● TASK INSTRUCTIONS:
Print all the records exactly, please.

Stored items:
----------
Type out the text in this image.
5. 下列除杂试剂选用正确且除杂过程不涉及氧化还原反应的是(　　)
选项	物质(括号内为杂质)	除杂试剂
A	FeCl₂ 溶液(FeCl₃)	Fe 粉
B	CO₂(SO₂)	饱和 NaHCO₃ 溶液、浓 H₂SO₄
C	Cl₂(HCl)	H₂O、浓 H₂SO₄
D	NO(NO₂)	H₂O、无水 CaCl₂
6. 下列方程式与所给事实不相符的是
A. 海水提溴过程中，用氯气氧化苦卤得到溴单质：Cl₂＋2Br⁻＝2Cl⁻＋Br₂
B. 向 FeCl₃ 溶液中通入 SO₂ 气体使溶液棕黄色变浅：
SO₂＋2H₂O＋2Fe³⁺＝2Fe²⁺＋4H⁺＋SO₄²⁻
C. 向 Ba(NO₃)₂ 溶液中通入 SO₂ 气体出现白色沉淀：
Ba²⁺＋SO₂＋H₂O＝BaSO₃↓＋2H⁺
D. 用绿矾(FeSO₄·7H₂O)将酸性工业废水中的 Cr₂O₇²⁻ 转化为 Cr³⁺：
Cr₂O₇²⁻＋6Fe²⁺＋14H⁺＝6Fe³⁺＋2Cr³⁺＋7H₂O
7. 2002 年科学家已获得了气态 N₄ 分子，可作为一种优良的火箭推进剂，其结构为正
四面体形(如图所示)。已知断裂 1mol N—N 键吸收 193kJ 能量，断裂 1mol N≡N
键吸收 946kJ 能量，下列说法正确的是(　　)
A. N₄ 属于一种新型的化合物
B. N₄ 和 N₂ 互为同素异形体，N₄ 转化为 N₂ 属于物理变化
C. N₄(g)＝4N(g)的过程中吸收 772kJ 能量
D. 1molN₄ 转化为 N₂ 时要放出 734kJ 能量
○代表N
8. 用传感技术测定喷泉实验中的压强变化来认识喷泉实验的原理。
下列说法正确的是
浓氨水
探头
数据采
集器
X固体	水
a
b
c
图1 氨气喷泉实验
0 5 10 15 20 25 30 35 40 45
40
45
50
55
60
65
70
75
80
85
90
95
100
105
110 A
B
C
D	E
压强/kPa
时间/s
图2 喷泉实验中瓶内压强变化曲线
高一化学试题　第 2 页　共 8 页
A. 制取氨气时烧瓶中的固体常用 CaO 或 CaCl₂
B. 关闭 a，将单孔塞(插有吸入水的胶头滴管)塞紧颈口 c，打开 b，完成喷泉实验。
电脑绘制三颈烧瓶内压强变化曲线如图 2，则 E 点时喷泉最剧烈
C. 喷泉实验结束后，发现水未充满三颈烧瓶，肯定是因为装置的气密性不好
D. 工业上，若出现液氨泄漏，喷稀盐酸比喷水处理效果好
----------
● SOLUTION FOR THIS PROBLEM:
Type out the text in this image.
5. 下列除杂试剂选用正确且除杂过程不涉及氧化还原反应的是(　　)
选项	物质(括号内为杂质)	除杂试剂
A	FeCl₂ 溶液(FeCl₃)	Fe 粉
B	CO₂(SO₂)	饱和 NaHCO₃ 溶液、浓 H₂SO₄
C	Cl₂(HCl)	H₂O、浓 H₂SO₄
D	NO(NO₂)	H₂O、无水 CaCl₂
6. 下列方程式与所给事实不相符的是
A. 海水提溴过程中，用氯气氧化苦卤得到溴单质：Cl₂＋2Br⁻＝2Cl⁻＋Br₂
B. 向 FeCl₃ 溶液中通入 SO₂ 气体使溶液棕黄色变浅：
SO₂＋2H₂O＋2Fe³⁺＝2Fe²⁺＋4H⁺＋SO₄²⁻
C. 向 Ba(NO₃)₂ 溶液中通入 SO₂ 气体出现白色沉淀：
Ba²⁺＋SO₂＋H₂O＝BaSO₃↓＋2H⁺
D. 用绿矾(FeSO₄·7H₂O)将酸性工业废水中的 Cr₂O₇²⁻ 转化为 Cr³⁺：
Cr₂O₇²⁻＋6Fe²⁺＋14H⁺＝6Fe³⁺＋2Cr³⁺＋7H₂O
7. 2002 年科学家已获得了气态 N₄ 分子，可作为一种优良的火箭推进剂，其结构为正
四面体形(如图所示)。已知断裂 1mol N—N 键吸收 193kJ 能量，断裂 1mol N≡N
键吸收 946kJ 能量，下列说法正确的是(　　)
A. N₄ 属于一种新型的化合物
B. N₄ 和 N₂ 互为同素异形体，N₄ 转化为 N₂ 属于物理变化
C. N₄(g)＝4N(g)的过程中吸收 772kJ 能量
D. 1molN₄ 转化为 N₂ 时要放出 734kJ 能量
○代表N
8. 用传感技术测定喷泉实验中的压强变化来认识喷泉实验的原理。
下列说法正确的是
浓氨水
探头
数据采
集器
X固体	水
a
b
c
图1 氨气喷泉实验
0 5 10 15 20 25 30 35 40 45
40
45
50
55
60
65
70
75
80
85
90
95
100
105
110 A
B
C
D	E
压强/kPa
时间/s
图2 喷泉实验中瓶内压强变化曲线
高一化学试题　第 2 页　共 8 页
A. 制取氨气时烧瓶中的固体常用 CaO 或 CaCl₂
B. 关闭 a，将单孔塞(插有吸入水的胶头滴管)塞紧颈口 c，打开 b，完成喷泉实验。
电脑绘制三颈烧瓶内压强变化曲线如图 2，则 E 点时喷泉最剧烈
C. 喷泉实验结束后，发现水未充满三颈烧瓶，肯定是因为装置的气密性不好
D. 工业上，若出现液氨泄漏，喷稀盐酸比喷水处理效果好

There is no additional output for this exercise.